--- Start ---

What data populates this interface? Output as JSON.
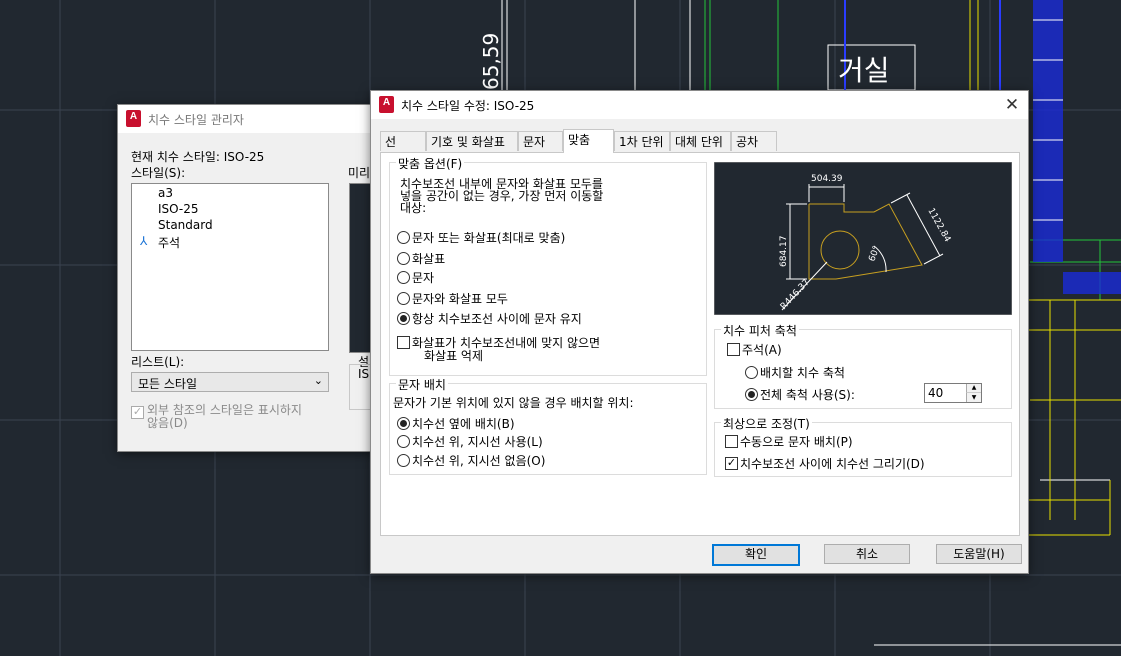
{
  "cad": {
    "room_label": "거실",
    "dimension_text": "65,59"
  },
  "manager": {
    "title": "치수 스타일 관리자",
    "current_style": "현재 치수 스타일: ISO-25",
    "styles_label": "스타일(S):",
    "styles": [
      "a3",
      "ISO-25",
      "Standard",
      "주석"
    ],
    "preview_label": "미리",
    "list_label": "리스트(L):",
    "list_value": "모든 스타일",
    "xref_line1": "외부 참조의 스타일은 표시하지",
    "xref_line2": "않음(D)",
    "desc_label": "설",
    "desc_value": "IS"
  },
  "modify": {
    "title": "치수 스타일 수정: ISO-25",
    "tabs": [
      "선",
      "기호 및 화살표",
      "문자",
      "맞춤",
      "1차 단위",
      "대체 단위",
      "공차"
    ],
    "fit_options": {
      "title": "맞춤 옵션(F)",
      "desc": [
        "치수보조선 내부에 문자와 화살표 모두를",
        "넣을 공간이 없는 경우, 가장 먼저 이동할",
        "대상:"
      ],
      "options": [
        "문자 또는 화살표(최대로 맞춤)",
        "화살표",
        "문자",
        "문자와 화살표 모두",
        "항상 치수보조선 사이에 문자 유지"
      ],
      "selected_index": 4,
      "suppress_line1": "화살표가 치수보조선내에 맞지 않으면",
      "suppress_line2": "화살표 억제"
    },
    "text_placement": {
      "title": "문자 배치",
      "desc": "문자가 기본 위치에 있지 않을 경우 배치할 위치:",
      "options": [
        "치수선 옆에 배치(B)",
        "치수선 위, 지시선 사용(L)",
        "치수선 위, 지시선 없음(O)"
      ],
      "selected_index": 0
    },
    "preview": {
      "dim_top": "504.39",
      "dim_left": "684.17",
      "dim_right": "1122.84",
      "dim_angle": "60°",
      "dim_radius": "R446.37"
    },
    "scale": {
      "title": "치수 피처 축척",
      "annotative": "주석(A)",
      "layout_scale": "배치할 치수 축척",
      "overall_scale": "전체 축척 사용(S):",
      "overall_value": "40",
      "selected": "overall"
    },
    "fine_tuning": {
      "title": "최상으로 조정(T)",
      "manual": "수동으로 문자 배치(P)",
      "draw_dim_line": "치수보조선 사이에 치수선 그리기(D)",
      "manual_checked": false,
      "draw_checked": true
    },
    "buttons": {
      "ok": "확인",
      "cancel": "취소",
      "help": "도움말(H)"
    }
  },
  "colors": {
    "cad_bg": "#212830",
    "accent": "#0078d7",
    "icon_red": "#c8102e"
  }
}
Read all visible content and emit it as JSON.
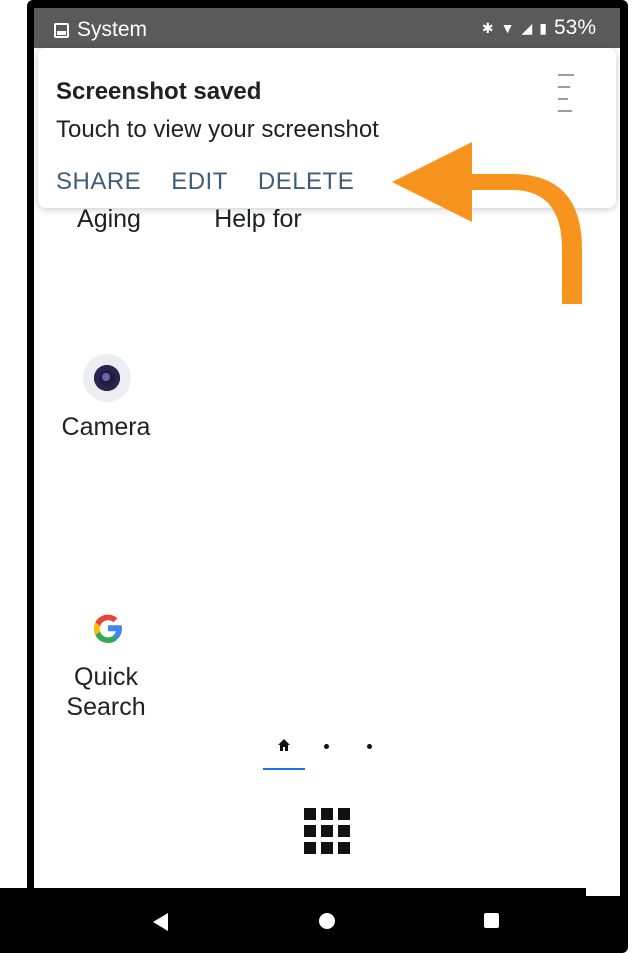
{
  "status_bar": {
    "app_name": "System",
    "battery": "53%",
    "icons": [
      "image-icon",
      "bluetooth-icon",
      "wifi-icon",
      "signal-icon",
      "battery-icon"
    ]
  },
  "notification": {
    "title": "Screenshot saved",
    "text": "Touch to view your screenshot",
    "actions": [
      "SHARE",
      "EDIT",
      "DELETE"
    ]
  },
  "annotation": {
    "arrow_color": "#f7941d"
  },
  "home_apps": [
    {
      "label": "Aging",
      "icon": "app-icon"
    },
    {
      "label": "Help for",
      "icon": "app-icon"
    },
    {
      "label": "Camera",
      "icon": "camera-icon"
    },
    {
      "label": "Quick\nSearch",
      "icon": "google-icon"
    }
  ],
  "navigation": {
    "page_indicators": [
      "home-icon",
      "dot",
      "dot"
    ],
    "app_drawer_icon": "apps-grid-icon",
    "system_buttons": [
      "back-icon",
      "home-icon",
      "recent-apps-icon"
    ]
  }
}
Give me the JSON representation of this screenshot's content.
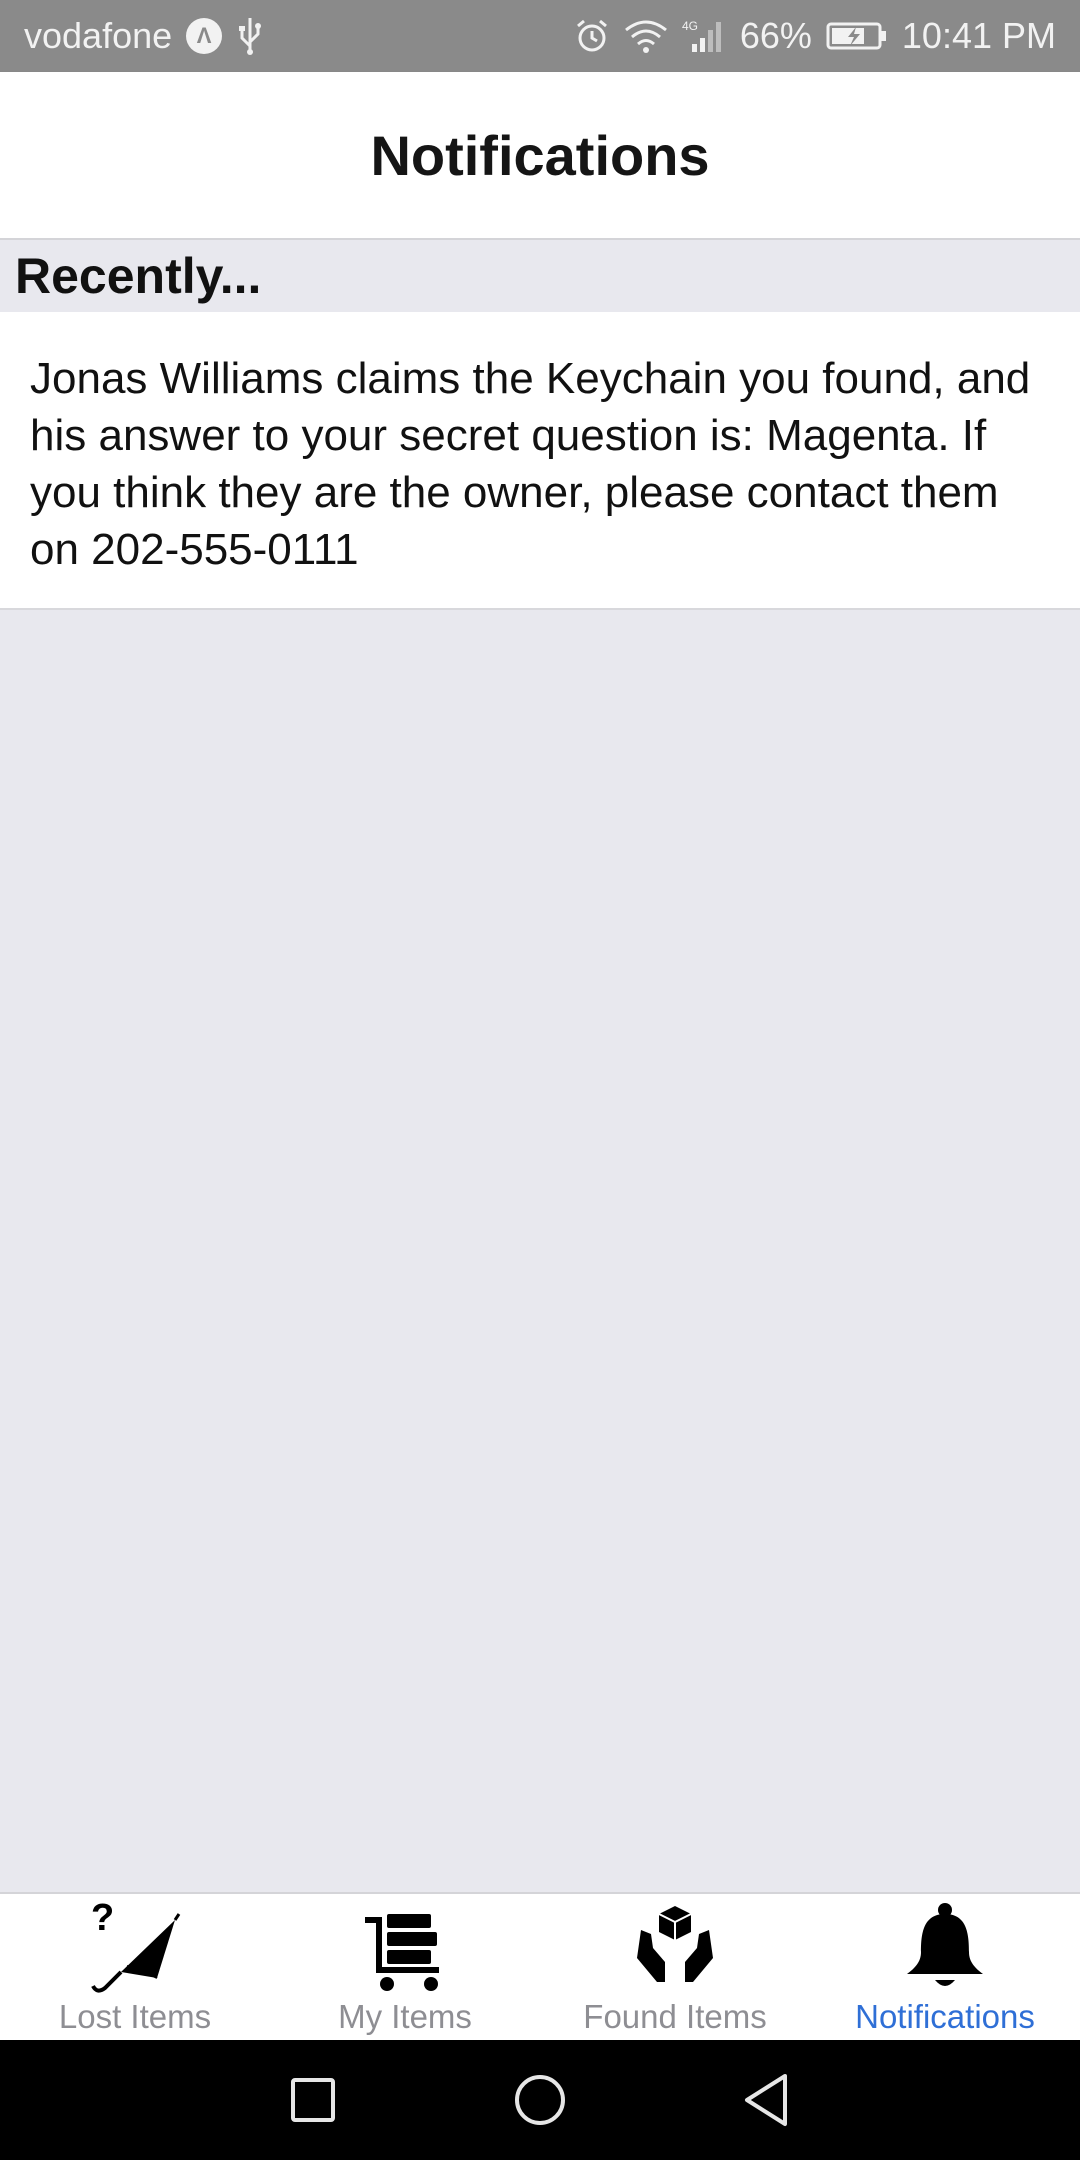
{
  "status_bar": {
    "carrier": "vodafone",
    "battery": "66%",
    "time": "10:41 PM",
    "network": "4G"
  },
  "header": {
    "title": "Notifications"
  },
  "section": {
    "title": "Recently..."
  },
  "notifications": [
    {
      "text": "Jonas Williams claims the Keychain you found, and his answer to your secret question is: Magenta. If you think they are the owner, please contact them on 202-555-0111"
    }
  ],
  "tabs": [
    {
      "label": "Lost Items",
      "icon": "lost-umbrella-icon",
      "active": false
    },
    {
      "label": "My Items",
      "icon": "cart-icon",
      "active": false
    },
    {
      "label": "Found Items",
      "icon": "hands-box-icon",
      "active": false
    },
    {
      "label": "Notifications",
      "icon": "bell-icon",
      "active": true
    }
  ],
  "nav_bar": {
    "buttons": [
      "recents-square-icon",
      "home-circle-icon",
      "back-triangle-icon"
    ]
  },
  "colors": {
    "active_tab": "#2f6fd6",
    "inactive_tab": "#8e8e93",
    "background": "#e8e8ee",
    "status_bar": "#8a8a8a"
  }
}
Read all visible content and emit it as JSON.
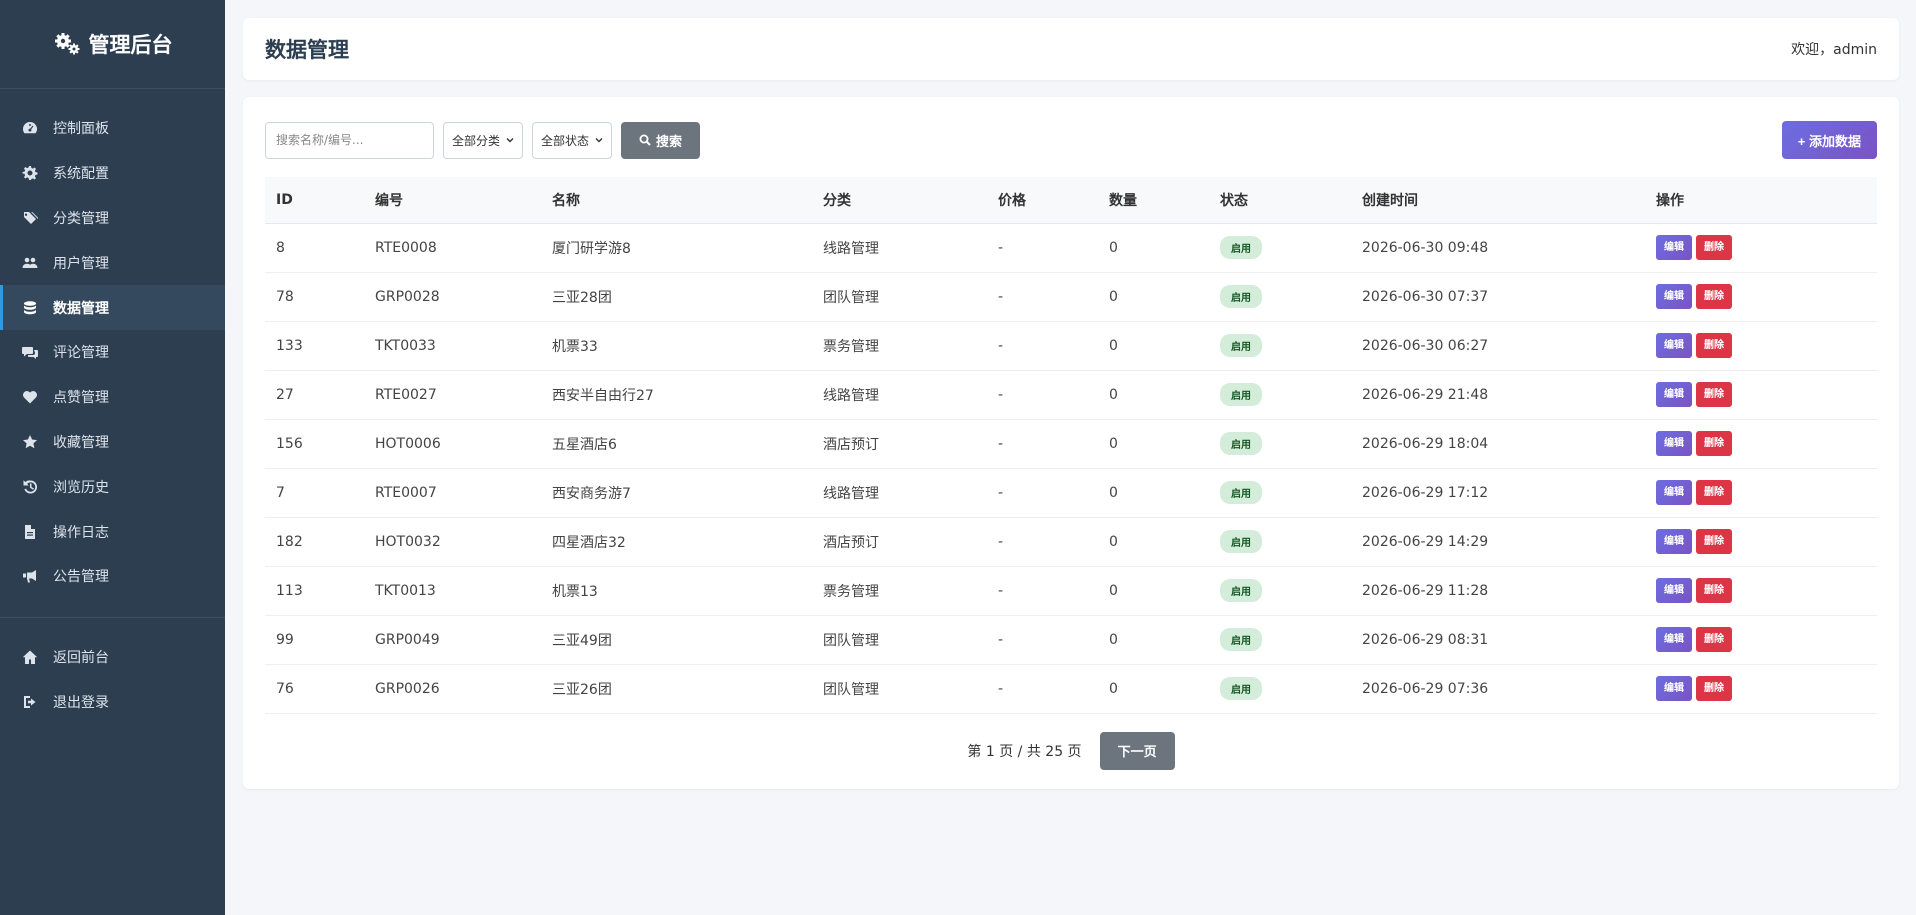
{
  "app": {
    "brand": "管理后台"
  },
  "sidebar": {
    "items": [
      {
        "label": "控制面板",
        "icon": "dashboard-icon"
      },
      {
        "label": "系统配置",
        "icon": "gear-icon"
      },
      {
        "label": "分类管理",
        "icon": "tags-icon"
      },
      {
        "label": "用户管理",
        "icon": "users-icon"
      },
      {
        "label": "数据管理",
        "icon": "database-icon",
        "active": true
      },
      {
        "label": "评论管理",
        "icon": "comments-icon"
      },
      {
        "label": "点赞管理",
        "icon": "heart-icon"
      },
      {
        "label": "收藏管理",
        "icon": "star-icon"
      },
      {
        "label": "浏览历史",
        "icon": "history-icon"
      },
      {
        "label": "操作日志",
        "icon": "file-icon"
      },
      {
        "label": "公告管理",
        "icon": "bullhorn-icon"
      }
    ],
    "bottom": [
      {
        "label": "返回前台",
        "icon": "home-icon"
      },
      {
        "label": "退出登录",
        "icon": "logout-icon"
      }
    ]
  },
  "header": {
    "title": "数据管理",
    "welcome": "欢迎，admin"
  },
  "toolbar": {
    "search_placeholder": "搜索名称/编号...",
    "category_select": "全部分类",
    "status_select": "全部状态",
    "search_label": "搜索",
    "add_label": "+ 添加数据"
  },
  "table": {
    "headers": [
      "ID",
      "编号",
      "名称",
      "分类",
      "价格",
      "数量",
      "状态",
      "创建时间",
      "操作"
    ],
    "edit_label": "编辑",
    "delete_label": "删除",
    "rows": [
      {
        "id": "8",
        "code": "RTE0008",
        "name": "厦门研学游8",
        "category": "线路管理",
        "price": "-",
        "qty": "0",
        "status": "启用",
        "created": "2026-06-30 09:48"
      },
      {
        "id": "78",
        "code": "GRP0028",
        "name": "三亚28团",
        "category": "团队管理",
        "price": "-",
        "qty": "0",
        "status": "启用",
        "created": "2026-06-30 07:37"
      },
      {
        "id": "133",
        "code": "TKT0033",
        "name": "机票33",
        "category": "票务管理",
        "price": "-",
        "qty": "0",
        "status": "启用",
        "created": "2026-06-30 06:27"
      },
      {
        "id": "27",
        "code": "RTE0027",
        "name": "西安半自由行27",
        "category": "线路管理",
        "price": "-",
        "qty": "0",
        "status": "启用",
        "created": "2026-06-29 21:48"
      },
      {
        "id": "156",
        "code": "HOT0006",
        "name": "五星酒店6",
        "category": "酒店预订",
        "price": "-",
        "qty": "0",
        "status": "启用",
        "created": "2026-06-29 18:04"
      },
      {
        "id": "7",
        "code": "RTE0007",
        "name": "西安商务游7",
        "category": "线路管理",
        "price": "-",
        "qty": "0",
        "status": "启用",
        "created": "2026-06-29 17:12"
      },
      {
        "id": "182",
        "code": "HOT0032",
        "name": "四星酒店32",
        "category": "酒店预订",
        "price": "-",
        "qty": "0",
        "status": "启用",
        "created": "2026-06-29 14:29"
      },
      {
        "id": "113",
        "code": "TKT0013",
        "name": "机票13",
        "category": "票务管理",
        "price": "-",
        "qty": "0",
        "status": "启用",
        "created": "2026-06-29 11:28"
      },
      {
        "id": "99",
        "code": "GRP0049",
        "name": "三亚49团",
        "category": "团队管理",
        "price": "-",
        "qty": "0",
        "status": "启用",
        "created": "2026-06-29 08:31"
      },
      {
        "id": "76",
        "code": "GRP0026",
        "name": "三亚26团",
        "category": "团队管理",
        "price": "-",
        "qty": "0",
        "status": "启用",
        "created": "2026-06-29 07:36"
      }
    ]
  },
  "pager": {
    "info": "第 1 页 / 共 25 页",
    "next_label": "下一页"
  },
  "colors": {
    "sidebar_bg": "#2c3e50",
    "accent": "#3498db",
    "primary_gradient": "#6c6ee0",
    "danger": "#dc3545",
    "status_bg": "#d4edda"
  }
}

--- End ---

* [Given request]: Isolate each line of the listing above that includes "code". Copy it.

* [Exercise response]:
        "code": "RTE0008",
        "code": "GRP0028",
        "code": "TKT0033",
        "code": "RTE0027",
        "code": "HOT0006",
        "code": "RTE0007",
        "code": "HOT0032",
        "code": "TKT0013",
        "code": "GRP0049",
        "code": "GRP0026",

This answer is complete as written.